## Description of the task
Omit the pictures from the entries below and retype everything else exactly.
▶
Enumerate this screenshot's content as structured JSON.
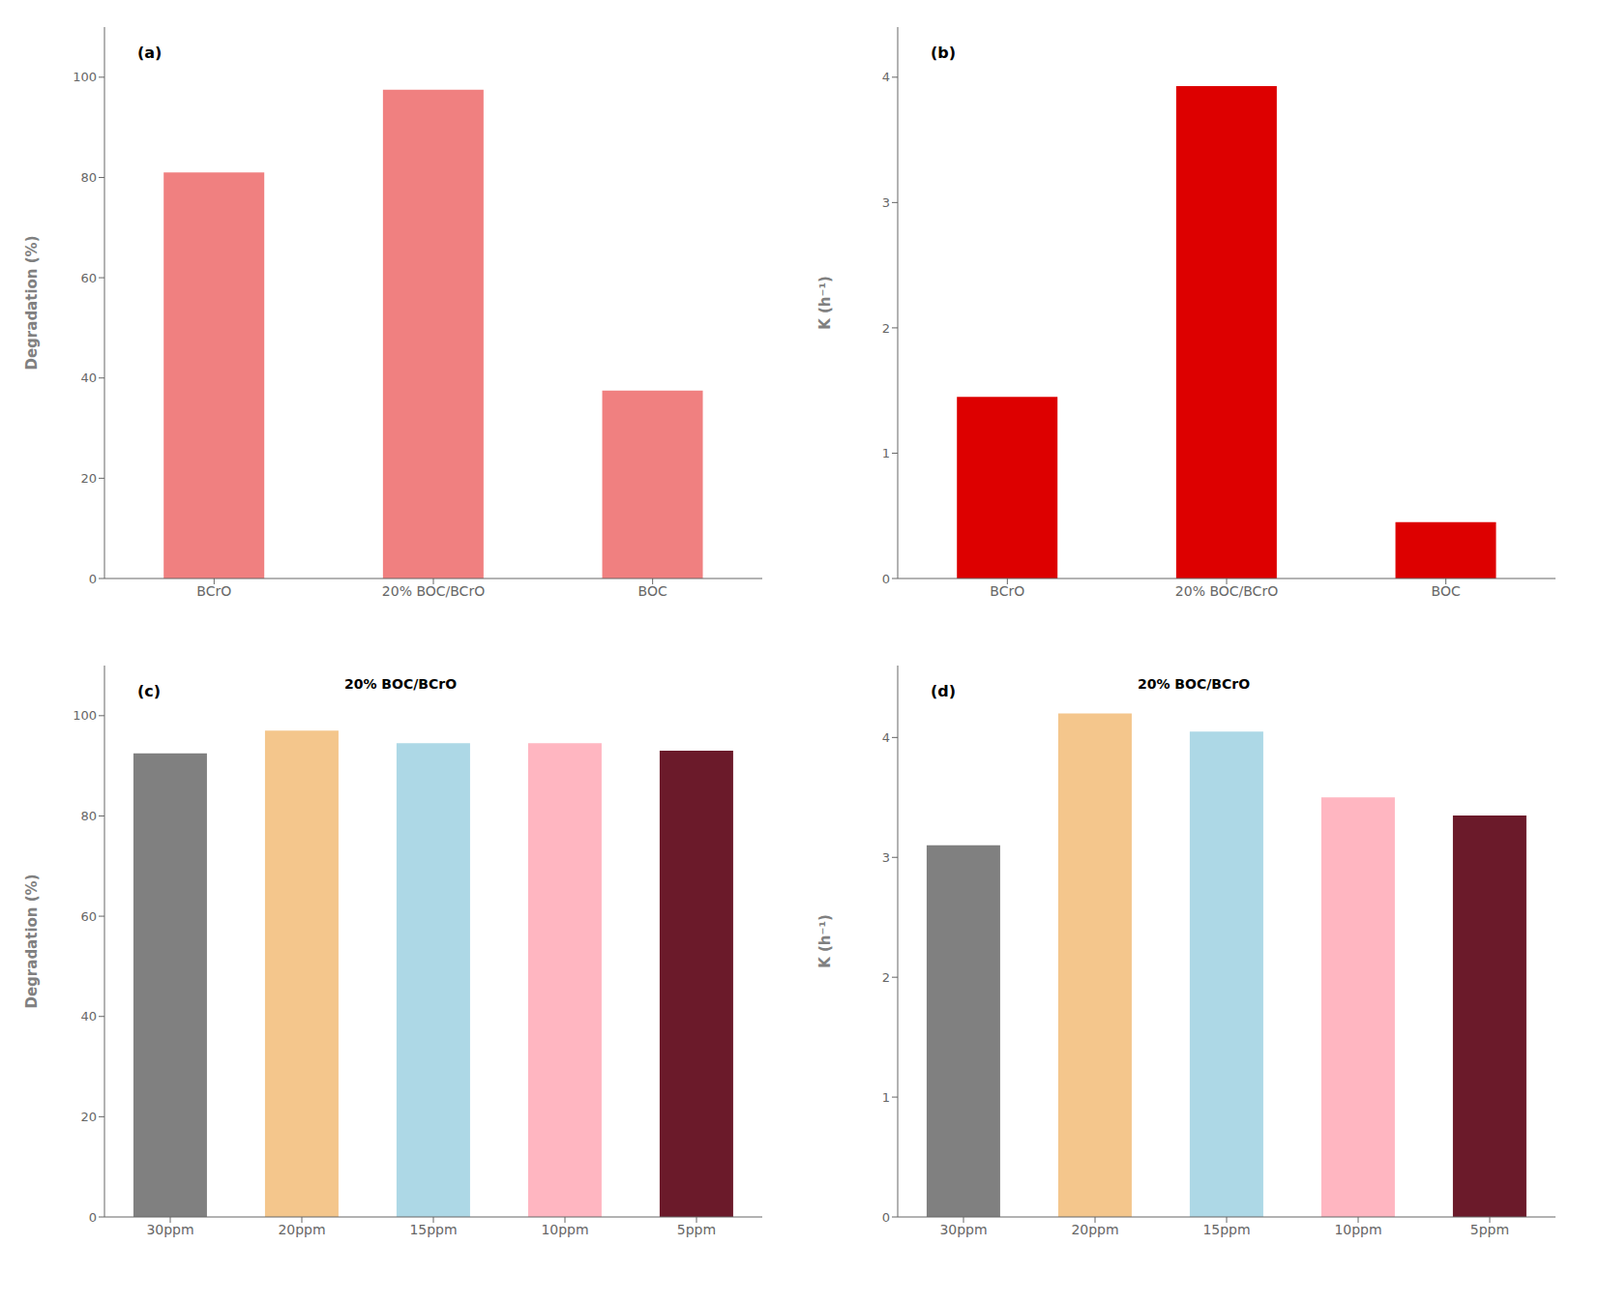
{
  "chart_data": [
    {
      "type": "bar",
      "categories": [
        "BCrO",
        "20% BOC/BCrO",
        "BOC"
      ],
      "values": [
        81,
        97.5,
        37.5
      ],
      "color": "#F08080",
      "ylabel": "Degradation (%)",
      "ylim": [
        0,
        110
      ],
      "yticks": [
        0,
        20,
        40,
        60,
        80,
        100
      ],
      "annotations": [
        "(a)"
      ],
      "grid": false
    },
    {
      "type": "bar",
      "categories": [
        "BCrO",
        "20% BOC/BCrO",
        "BOC"
      ],
      "values": [
        1.45,
        3.93,
        0.45
      ],
      "color": "#DD0000",
      "ylabel": "K (h⁻¹)",
      "ylim": [
        0,
        4.4
      ],
      "yticks": [
        0,
        1,
        2,
        3,
        4
      ],
      "annotations": [
        "(b)"
      ],
      "grid": false
    },
    {
      "type": "bar",
      "categories": [
        "30ppm",
        "20ppm",
        "15ppm",
        "10ppm",
        "5ppm"
      ],
      "values": [
        92.5,
        97.0,
        94.5,
        94.5,
        93.0
      ],
      "colors": [
        "#808080",
        "#F4C68C",
        "#ADD8E6",
        "#FFB6C1",
        "#6B1A2A"
      ],
      "ylabel": "Degradation (%)",
      "ylim": [
        0,
        110
      ],
      "yticks": [
        0,
        20,
        40,
        60,
        80,
        100
      ],
      "annotations": [
        "(c)",
        "20% BOC/BCrO"
      ],
      "grid": false
    },
    {
      "type": "bar",
      "categories": [
        "30ppm",
        "20ppm",
        "15ppm",
        "10ppm",
        "5ppm"
      ],
      "values": [
        3.1,
        4.2,
        4.05,
        3.5,
        3.35
      ],
      "colors": [
        "#808080",
        "#F4C68C",
        "#ADD8E6",
        "#FFB6C1",
        "#6B1A2A"
      ],
      "ylabel": "K (h⁻¹)",
      "ylim": [
        0,
        4.6
      ],
      "yticks": [
        0,
        1,
        2,
        3,
        4
      ],
      "annotations": [
        "(d)",
        "20% BOC/BCrO"
      ],
      "grid": false
    }
  ]
}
◀
## Answer in full
Enumerate this screenshot's content as structured JSON.
{
  "chart_data": [
    {
      "type": "bar",
      "categories": [
        "BCrO",
        "20% BOC/BCrO",
        "BOC"
      ],
      "values": [
        81,
        97.5,
        37.5
      ],
      "color": "#F08080",
      "ylabel": "Degradation (%)",
      "ylim": [
        0,
        110
      ],
      "yticks": [
        0,
        20,
        40,
        60,
        80,
        100
      ],
      "annotations": [
        "(a)"
      ],
      "grid": false
    },
    {
      "type": "bar",
      "categories": [
        "BCrO",
        "20% BOC/BCrO",
        "BOC"
      ],
      "values": [
        1.45,
        3.93,
        0.45
      ],
      "color": "#DD0000",
      "ylabel": "K (h⁻¹)",
      "ylim": [
        0,
        4.4
      ],
      "yticks": [
        0,
        1,
        2,
        3,
        4
      ],
      "annotations": [
        "(b)"
      ],
      "grid": false
    },
    {
      "type": "bar",
      "categories": [
        "30ppm",
        "20ppm",
        "15ppm",
        "10ppm",
        "5ppm"
      ],
      "values": [
        92.5,
        97.0,
        94.5,
        94.5,
        93.0
      ],
      "colors": [
        "#808080",
        "#F4C68C",
        "#ADD8E6",
        "#FFB6C1",
        "#6B1A2A"
      ],
      "ylabel": "Degradation (%)",
      "ylim": [
        0,
        110
      ],
      "yticks": [
        0,
        20,
        40,
        60,
        80,
        100
      ],
      "annotations": [
        "(c)",
        "20% BOC/BCrO"
      ],
      "grid": false
    },
    {
      "type": "bar",
      "categories": [
        "30ppm",
        "20ppm",
        "15ppm",
        "10ppm",
        "5ppm"
      ],
      "values": [
        3.1,
        4.2,
        4.05,
        3.5,
        3.35
      ],
      "colors": [
        "#808080",
        "#F4C68C",
        "#ADD8E6",
        "#FFB6C1",
        "#6B1A2A"
      ],
      "ylabel": "K (h⁻¹)",
      "ylim": [
        0,
        4.6
      ],
      "yticks": [
        0,
        1,
        2,
        3,
        4
      ],
      "annotations": [
        "(d)",
        "20% BOC/BCrO"
      ],
      "grid": false
    }
  ]
}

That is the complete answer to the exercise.